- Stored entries
========

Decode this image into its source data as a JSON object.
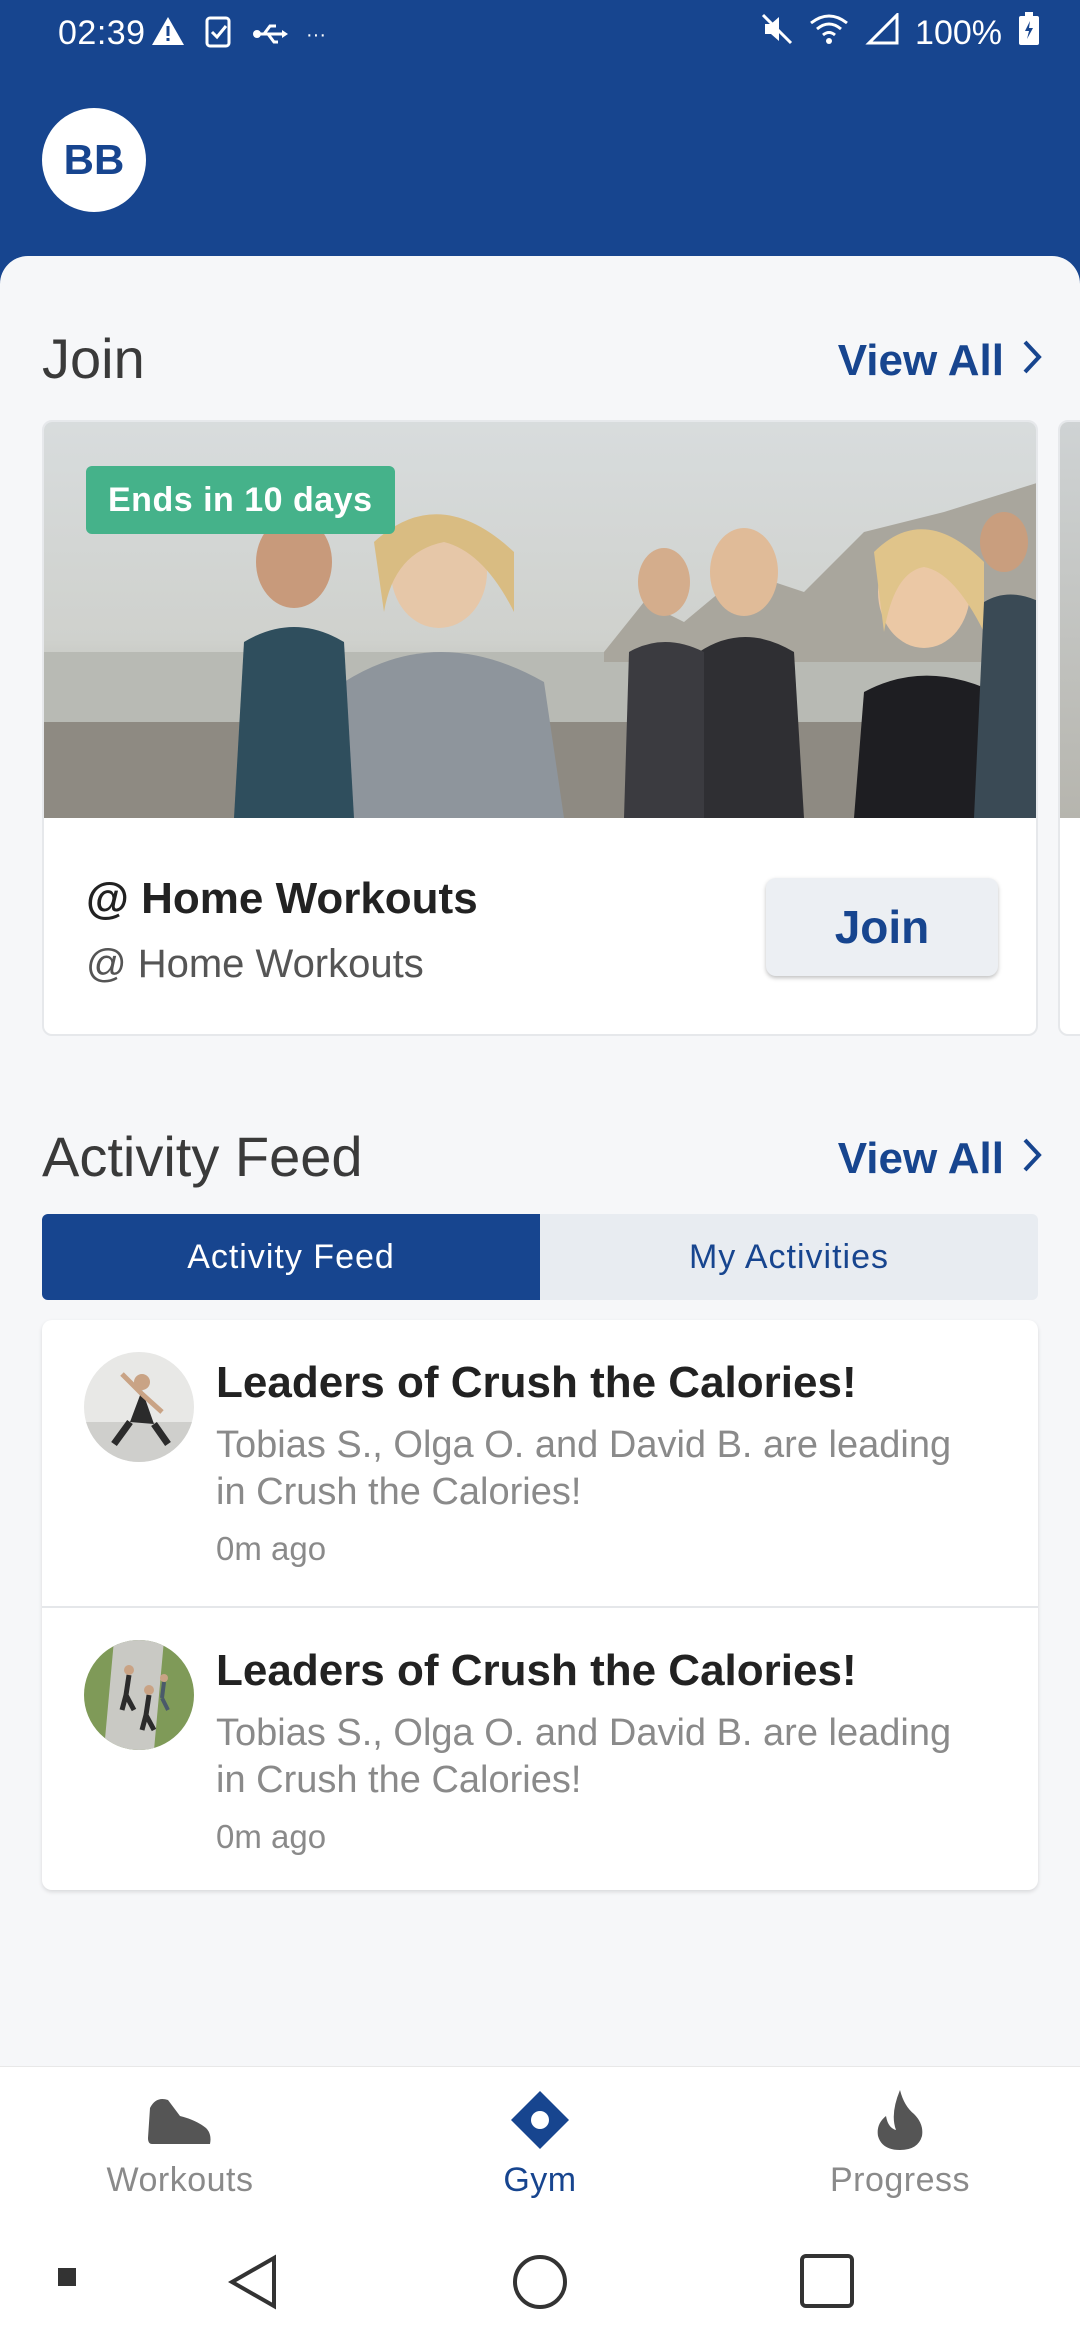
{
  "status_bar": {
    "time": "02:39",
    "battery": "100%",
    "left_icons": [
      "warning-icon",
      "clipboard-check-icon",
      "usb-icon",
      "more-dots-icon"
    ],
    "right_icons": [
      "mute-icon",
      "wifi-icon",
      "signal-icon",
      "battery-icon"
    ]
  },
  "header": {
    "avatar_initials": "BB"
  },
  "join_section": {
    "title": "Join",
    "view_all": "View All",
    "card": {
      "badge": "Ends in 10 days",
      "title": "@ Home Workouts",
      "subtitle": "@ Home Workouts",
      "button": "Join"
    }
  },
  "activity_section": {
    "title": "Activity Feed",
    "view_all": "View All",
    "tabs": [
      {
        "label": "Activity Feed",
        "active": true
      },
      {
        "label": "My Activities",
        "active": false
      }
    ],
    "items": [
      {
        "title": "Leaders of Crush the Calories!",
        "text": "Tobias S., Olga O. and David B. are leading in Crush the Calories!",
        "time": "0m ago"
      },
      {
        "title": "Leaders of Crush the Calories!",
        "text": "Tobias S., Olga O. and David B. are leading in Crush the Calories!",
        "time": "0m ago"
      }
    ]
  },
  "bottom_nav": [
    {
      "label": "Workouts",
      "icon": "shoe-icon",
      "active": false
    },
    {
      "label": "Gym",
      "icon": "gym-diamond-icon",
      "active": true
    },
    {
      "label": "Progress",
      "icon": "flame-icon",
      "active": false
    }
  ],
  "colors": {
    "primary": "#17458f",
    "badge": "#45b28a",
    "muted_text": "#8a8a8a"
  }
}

========

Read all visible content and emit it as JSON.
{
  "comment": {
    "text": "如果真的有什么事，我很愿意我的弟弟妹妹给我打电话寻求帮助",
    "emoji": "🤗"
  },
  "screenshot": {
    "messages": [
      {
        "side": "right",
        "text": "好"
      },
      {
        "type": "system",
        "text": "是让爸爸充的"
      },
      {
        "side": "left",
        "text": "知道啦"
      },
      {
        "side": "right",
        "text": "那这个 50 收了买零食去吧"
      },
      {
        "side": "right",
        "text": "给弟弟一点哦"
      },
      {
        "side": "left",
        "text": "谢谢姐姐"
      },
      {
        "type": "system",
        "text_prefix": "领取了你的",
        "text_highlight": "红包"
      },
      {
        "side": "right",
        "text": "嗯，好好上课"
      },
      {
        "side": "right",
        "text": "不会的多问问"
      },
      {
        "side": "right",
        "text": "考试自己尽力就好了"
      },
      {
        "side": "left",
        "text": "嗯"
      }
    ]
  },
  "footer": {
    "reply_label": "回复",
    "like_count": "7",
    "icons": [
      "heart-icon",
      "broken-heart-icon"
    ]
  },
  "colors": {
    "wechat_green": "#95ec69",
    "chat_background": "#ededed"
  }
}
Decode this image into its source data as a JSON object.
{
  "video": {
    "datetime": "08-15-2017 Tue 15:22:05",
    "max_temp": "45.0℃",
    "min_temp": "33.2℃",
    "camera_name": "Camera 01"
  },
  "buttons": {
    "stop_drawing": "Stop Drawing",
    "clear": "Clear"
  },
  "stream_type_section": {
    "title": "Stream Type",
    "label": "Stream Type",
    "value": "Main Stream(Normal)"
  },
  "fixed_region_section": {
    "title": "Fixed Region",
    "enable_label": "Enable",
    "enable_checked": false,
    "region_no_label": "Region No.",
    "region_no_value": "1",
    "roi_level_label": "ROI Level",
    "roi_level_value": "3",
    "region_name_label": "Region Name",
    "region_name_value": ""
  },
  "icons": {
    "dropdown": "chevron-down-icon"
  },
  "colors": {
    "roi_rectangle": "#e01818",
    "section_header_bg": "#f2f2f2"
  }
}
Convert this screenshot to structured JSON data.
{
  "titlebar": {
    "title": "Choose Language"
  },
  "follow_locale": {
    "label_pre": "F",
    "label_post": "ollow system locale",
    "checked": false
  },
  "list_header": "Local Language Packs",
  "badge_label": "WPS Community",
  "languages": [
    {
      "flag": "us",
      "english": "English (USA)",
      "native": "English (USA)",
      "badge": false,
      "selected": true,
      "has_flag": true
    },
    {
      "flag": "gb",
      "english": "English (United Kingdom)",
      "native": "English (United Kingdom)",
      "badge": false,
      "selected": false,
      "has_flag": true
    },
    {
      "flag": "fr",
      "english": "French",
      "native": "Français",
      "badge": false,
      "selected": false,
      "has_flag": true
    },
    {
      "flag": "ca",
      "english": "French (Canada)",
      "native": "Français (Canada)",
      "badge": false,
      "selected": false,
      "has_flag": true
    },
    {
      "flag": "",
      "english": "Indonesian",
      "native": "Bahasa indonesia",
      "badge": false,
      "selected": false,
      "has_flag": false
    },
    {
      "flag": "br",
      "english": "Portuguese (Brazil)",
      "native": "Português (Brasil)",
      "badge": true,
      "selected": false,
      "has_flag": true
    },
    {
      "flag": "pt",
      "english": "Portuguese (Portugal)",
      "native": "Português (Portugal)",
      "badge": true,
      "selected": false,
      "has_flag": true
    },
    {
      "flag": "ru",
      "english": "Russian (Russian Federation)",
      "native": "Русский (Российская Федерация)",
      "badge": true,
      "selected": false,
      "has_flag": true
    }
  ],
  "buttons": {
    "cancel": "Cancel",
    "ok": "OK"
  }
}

========

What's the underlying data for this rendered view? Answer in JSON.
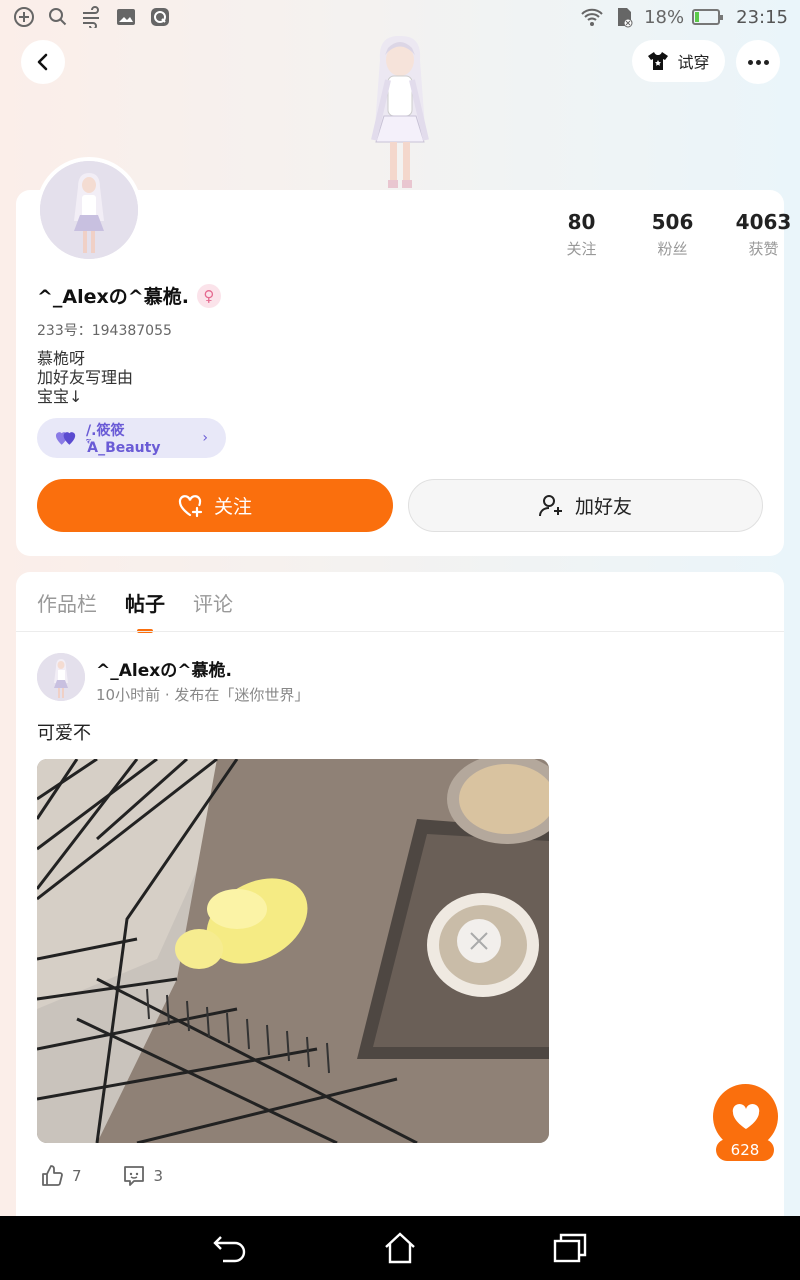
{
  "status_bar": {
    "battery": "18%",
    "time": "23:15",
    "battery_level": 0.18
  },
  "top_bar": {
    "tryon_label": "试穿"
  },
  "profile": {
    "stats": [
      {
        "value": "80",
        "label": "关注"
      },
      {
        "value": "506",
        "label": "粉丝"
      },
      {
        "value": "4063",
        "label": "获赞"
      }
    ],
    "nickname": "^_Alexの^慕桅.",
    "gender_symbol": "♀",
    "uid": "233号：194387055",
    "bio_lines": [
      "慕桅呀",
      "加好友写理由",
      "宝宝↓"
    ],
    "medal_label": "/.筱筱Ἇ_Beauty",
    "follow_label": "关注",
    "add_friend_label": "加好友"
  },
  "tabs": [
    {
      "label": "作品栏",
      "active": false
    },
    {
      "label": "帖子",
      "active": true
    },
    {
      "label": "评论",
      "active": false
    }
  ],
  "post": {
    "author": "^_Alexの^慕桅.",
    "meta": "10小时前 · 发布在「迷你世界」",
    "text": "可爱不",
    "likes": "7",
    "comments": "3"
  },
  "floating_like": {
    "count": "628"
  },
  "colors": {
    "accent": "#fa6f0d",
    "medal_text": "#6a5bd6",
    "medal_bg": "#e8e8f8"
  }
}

========

- The task
Where a line of the records above holds the word "data", copy that line.

- Response to the task
Decode this image into its source data as a JSON object.
Decode this image into its source data as a JSON object.
Convert this screenshot to structured JSON data.
What's the underlying data for this rendered view? Answer in JSON.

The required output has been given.